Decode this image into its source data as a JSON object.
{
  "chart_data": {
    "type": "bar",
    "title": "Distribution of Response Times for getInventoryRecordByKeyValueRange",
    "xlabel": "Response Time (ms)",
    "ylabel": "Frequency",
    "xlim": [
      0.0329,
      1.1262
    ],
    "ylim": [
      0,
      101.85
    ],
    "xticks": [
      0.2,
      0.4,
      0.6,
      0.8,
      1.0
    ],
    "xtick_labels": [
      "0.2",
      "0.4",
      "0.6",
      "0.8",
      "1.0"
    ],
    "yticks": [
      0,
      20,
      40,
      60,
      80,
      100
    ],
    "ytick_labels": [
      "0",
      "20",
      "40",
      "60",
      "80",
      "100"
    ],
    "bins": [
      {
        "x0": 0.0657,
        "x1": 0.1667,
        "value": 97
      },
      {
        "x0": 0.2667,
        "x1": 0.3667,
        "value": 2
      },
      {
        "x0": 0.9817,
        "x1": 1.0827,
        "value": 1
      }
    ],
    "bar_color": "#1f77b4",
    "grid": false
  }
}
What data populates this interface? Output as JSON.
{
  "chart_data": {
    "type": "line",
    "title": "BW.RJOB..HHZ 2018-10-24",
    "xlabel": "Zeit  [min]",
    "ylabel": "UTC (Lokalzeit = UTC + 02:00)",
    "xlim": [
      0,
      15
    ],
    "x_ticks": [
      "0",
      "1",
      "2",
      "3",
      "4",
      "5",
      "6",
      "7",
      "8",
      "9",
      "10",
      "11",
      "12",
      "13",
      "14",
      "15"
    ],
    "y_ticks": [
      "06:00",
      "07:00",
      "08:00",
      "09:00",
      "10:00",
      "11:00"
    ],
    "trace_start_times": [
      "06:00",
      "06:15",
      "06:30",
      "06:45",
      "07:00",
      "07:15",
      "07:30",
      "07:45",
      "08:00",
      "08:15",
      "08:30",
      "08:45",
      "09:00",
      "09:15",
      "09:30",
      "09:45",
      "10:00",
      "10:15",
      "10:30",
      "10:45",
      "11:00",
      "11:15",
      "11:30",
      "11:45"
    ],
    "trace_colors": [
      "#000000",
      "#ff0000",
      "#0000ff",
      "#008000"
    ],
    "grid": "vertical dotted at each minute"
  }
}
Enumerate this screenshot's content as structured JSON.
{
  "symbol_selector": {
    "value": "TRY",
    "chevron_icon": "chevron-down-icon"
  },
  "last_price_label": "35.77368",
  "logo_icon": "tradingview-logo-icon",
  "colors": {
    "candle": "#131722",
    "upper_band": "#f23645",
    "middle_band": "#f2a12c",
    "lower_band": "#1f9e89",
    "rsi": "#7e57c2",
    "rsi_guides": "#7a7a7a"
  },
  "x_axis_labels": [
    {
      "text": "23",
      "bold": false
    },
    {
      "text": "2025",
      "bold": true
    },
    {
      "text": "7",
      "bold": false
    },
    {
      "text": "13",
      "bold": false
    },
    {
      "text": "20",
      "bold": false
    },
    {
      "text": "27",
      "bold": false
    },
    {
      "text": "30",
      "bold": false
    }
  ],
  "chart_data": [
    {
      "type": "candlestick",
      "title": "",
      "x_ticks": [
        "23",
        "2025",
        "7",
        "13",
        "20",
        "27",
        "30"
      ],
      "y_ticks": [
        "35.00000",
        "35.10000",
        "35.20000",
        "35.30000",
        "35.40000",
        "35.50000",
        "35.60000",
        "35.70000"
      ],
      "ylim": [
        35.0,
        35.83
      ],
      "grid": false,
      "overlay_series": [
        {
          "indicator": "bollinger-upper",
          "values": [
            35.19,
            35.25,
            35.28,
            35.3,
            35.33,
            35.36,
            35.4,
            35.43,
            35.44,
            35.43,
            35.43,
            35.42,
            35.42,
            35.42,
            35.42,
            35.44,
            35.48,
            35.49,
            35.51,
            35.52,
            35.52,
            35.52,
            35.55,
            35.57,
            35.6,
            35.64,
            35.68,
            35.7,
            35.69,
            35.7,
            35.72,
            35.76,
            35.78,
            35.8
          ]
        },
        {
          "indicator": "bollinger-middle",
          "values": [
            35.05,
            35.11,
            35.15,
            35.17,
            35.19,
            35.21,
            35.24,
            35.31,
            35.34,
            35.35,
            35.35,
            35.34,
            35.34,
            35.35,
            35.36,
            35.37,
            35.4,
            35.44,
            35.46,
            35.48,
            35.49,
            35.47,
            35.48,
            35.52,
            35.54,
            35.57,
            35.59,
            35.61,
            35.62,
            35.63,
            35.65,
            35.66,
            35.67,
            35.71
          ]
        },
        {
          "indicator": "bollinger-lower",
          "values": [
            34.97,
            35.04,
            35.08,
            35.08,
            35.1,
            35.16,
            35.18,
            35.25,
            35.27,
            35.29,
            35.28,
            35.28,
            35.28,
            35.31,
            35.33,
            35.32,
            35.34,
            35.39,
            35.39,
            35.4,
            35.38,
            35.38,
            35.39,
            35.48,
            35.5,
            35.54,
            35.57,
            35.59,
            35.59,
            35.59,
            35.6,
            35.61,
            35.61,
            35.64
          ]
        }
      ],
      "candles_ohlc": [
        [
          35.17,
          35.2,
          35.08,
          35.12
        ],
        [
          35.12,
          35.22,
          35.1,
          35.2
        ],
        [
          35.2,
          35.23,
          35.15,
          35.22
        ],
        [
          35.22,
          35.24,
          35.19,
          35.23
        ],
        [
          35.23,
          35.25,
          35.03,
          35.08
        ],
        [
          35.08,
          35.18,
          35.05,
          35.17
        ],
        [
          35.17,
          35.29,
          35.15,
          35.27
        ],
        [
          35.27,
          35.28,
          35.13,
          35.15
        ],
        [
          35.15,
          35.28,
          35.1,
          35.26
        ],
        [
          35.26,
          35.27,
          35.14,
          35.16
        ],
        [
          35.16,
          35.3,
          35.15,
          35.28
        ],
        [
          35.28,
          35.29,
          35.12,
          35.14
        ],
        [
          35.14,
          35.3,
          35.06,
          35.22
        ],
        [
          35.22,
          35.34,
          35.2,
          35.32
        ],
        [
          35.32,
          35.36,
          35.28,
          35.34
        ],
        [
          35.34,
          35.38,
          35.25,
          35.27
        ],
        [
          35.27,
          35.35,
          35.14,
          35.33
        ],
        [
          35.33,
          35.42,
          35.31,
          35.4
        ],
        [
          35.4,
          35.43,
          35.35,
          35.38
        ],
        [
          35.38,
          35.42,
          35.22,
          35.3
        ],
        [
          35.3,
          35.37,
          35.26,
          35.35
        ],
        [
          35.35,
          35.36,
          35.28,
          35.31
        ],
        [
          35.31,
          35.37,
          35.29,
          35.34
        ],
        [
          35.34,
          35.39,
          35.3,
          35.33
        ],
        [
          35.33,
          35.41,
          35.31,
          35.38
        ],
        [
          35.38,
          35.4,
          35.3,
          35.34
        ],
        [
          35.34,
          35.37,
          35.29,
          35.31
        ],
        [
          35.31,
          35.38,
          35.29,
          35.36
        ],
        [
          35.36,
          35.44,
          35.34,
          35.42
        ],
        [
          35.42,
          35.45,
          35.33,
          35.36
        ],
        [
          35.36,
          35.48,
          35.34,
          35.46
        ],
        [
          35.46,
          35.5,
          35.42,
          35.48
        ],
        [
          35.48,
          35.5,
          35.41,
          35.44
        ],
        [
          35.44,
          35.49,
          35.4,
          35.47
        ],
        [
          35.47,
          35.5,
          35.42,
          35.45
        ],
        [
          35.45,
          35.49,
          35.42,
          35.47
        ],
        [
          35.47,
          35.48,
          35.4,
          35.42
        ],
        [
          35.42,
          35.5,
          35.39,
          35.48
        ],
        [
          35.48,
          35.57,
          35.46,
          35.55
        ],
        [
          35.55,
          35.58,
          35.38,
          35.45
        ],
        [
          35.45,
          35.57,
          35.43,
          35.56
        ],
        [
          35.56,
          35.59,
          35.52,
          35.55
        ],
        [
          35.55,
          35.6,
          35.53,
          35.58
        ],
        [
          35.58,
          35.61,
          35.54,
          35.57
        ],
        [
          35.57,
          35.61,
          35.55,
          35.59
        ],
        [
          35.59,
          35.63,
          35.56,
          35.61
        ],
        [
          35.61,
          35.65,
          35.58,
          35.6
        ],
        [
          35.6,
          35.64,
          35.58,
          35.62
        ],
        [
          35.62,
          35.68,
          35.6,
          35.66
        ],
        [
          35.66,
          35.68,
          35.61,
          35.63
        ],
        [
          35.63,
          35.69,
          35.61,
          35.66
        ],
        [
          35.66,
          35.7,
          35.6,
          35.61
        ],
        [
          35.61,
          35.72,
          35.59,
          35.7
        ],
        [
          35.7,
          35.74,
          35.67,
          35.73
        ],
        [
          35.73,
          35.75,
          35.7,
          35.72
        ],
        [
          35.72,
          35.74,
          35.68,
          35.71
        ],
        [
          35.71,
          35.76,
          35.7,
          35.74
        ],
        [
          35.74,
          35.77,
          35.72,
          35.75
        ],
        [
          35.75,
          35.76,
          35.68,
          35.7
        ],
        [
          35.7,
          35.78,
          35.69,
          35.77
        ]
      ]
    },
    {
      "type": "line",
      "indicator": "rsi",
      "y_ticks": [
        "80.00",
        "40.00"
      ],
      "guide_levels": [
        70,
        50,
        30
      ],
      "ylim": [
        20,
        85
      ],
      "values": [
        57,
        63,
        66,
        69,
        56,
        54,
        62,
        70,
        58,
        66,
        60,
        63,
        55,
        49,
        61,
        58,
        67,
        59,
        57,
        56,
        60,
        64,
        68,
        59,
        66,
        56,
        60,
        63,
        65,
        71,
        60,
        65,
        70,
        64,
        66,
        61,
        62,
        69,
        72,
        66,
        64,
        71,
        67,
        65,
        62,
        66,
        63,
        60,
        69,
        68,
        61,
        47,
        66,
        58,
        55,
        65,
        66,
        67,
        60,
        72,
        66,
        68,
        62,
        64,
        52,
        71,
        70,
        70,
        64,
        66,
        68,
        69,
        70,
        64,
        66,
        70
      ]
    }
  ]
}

----------------------------------------

EXERCISE AIM:
Which lines hold the string "text"? List them all.

RESPONSE TO THIS TASK:
      "text": "23",
      "text": "2025",
      "text": "7",
      "text": "13",
      "text": "20",
      "text": "27",
      "text": "30",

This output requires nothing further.